- _YOUR INSTRUCTIONS_
For each line of the data below that holds "œufs", copy the line.

- _DATASET EXCERPTS_
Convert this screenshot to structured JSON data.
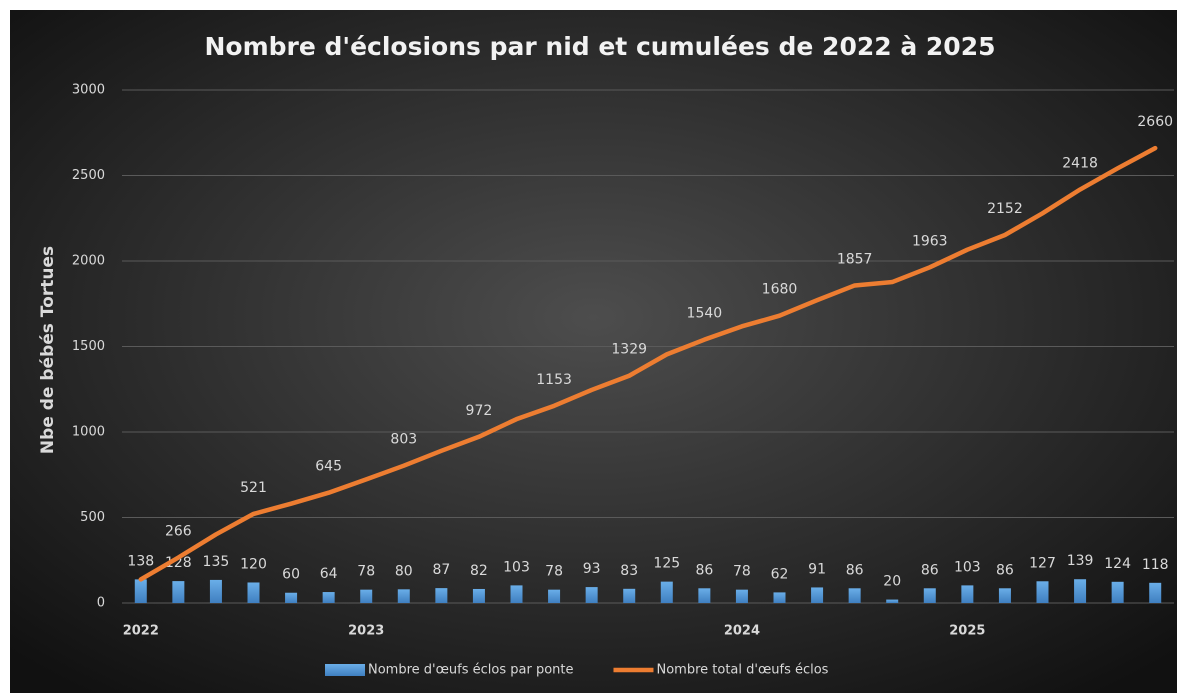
{
  "chart_data": {
    "type": "bar-line",
    "title": "Nombre d'éclosions par nid et cumulées de 2022 à 2025",
    "y_label": "Nbe de bébés Tortues",
    "categories": [
      "2022",
      null,
      null,
      null,
      null,
      null,
      "2023",
      null,
      null,
      null,
      null,
      null,
      null,
      null,
      null,
      null,
      "2024",
      null,
      null,
      null,
      null,
      null,
      "2025",
      null,
      null,
      null,
      null,
      null
    ],
    "series": [
      {
        "name": "Nombre d'œufs éclos par ponte",
        "type": "bar",
        "color": "#5b9bd5",
        "values": [
          138,
          128,
          135,
          120,
          60,
          64,
          78,
          80,
          87,
          82,
          103,
          78,
          93,
          83,
          125,
          86,
          78,
          62,
          91,
          86,
          20,
          86,
          103,
          86,
          127,
          139,
          124,
          118
        ]
      },
      {
        "name": "Nombre total d'œufs éclos",
        "type": "line",
        "color": "#ed7d31",
        "values": [
          138,
          266,
          401,
          521,
          581,
          645,
          723,
          803,
          890,
          972,
          1075,
          1153,
          1246,
          1329,
          1454,
          1540,
          1618,
          1680,
          1771,
          1857,
          1877,
          1963,
          2066,
          2152,
          2279,
          2418,
          2542,
          2660
        ],
        "value_labels": [
          null,
          "266",
          null,
          "521",
          null,
          "645",
          null,
          "803",
          null,
          "972",
          null,
          "1153",
          null,
          "1329",
          null,
          "1540",
          null,
          "1680",
          null,
          "1857",
          null,
          "1963",
          null,
          "2152",
          null,
          "2418",
          null,
          "2660"
        ]
      }
    ],
    "ylim": [
      0,
      3000
    ],
    "yticks": [
      0,
      500,
      1000,
      1500,
      2000,
      2500,
      3000
    ],
    "grid": true,
    "legend": "bottom"
  }
}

- _FINAL RESULT_
        "name": "Nombre d'œufs éclos par ponte",
        "name": "Nombre total d'œufs éclos",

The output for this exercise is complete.